Return each line of the data below verbatim; pictures are to be left out.

━━━━━ Data records

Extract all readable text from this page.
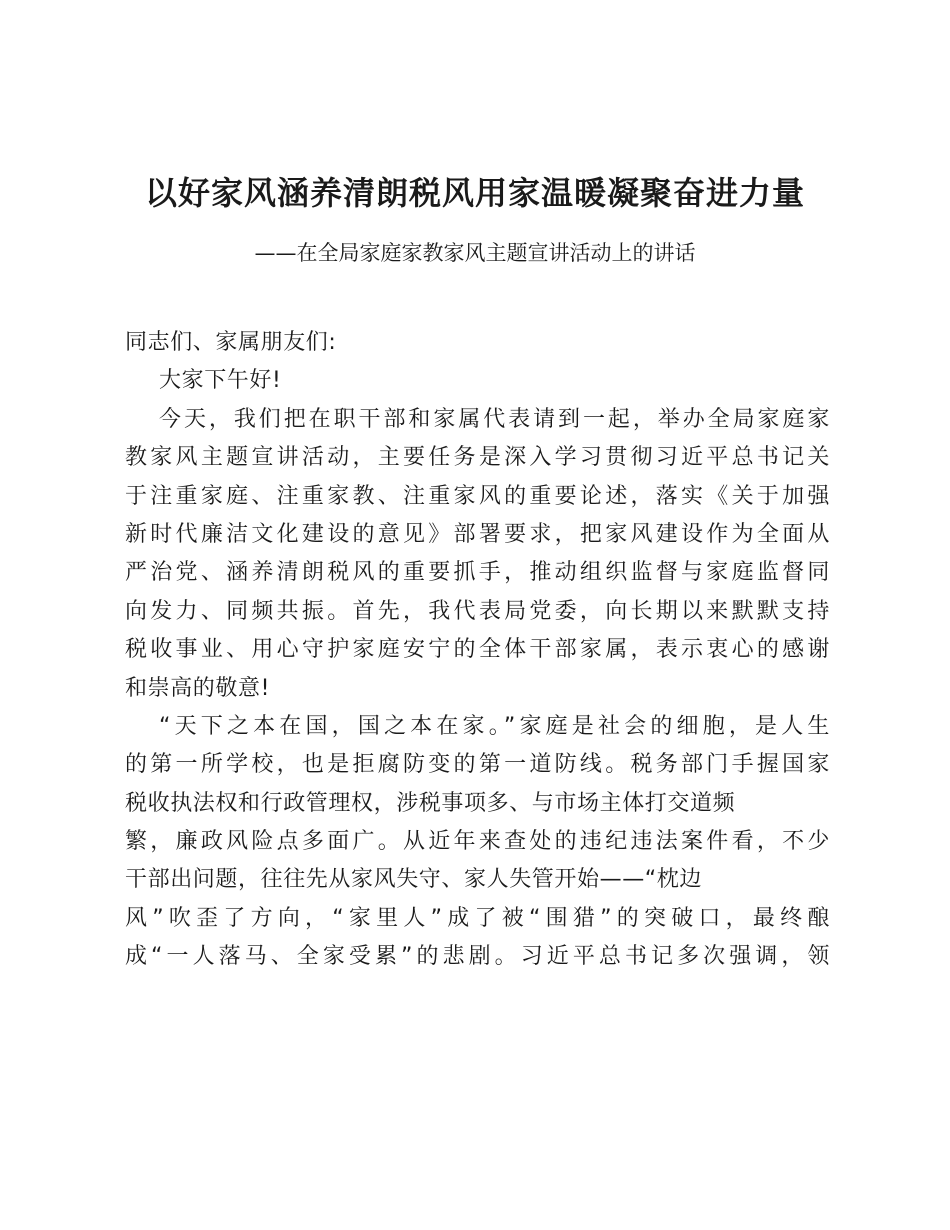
以好家风涵养清朗税风用家温暖凝聚奋进力量
——在全局家庭家教家风主题宣讲活动上的讲话
同志们、家属朋友们:
大家下午好!
今天，我们把在职干部和家属代表请到一起，举办全局家庭家
教家风主题宣讲活动，主要任务是深入学习贯彻习近平总书记关
于注重家庭、注重家教、注重家风的重要论述，落实《关于加强
新时代廉洁文化建设的意见》部署要求，把家风建设作为全面从
严治党、涵养清朗税风的重要抓手，推动组织监督与家庭监督同
向发力、同频共振。首先，我代表局党委，向长期以来默默支持
税收事业、用心守护家庭安宁的全体干部家属，表示衷心的感谢
和崇高的敬意!
“天下之本在国，国之本在家。”家庭是社会的细胞，是人生
的第一所学校，也是拒腐防变的第一道防线。税务部门手握国家
税收执法权和行政管理权，涉税事项多、与市场主体打交道频
繁，廉政风险点多面广。从近年来查处的违纪违法案件看，不少
干部出问题，往往先从家风失守、家人失管开始——“枕边
风”吹歪了方向，“家里人”成了被“围猎”的突破口，最终酿
成“一人落马、全家受累”的悲剧。习近平总书记多次强调，领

━━━━━━━━━━

Reply to the exercise.
Extract all readable text from this page.
以好家风涵养清朗税风用家温暖凝聚奋进力量
——在全局家庭家教家风主题宣讲活动上的讲话
同志们、家属朋友们:
大家下午好!
今天，我们把在职干部和家属代表请到一起，举办全局家庭家
教家风主题宣讲活动，主要任务是深入学习贯彻习近平总书记关
于注重家庭、注重家教、注重家风的重要论述，落实《关于加强
新时代廉洁文化建设的意见》部署要求，把家风建设作为全面从
严治党、涵养清朗税风的重要抓手，推动组织监督与家庭监督同
向发力、同频共振。首先，我代表局党委，向长期以来默默支持
税收事业、用心守护家庭安宁的全体干部家属，表示衷心的感谢
和崇高的敬意!
“天下之本在国，国之本在家。”家庭是社会的细胞，是人生
的第一所学校，也是拒腐防变的第一道防线。税务部门手握国家
税收执法权和行政管理权，涉税事项多、与市场主体打交道频
繁，廉政风险点多面广。从近年来查处的违纪违法案件看，不少
干部出问题，往往先从家风失守、家人失管开始——“枕边
风”吹歪了方向，“家里人”成了被“围猎”的突破口，最终酿
成“一人落马、全家受累”的悲剧。习近平总书记多次强调，领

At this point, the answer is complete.